» Exercise material
####################
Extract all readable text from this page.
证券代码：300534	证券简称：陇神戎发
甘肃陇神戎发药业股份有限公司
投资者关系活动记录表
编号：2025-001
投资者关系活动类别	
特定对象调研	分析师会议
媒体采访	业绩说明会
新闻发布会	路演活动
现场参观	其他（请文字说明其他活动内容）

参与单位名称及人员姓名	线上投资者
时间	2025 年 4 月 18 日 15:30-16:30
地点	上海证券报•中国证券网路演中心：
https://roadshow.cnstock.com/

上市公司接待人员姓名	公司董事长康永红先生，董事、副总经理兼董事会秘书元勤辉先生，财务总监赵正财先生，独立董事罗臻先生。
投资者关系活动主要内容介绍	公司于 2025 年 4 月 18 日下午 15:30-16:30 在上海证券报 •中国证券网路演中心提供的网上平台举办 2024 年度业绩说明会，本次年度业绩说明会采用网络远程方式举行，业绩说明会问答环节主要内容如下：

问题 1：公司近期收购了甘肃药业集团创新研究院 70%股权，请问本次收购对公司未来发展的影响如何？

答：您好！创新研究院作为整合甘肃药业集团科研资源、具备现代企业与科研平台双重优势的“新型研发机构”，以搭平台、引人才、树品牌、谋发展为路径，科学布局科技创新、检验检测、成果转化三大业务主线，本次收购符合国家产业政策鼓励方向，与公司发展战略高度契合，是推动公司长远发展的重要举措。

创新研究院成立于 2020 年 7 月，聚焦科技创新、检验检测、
####################
» Job
Copy out the full listing exactly.

» Task answer
Extract all readable text from this page.
证券代码：300534	证券简称：陇神戎发
甘肃陇神戎发药业股份有限公司
投资者关系活动记录表
编号：2025-001
投资者关系活动类别	
特定对象调研	分析师会议
媒体采访	业绩说明会
新闻发布会	路演活动
现场参观	其他（请文字说明其他活动内容）

参与单位名称及人员姓名	线上投资者
时间	2025 年 4 月 18 日 15:30-16:30
地点	上海证券报•中国证券网路演中心：
https://roadshow.cnstock.com/

上市公司接待人员姓名	公司董事长康永红先生，董事、副总经理兼董事会秘书元勤辉先生，财务总监赵正财先生，独立董事罗臻先生。
投资者关系活动主要内容介绍	公司于 2025 年 4 月 18 日下午 15:30-16:30 在上海证券报 •中国证券网路演中心提供的网上平台举办 2024 年度业绩说明会，本次年度业绩说明会采用网络远程方式举行，业绩说明会问答环节主要内容如下：

问题 1：公司近期收购了甘肃药业集团创新研究院 70%股权，请问本次收购对公司未来发展的影响如何？

答：您好！创新研究院作为整合甘肃药业集团科研资源、具备现代企业与科研平台双重优势的“新型研发机构”，以搭平台、引人才、树品牌、谋发展为路径，科学布局科技创新、检验检测、成果转化三大业务主线，本次收购符合国家产业政策鼓励方向，与公司发展战略高度契合，是推动公司长远发展的重要举措。

创新研究院成立于 2020 年 7 月，聚焦科技创新、检验检测、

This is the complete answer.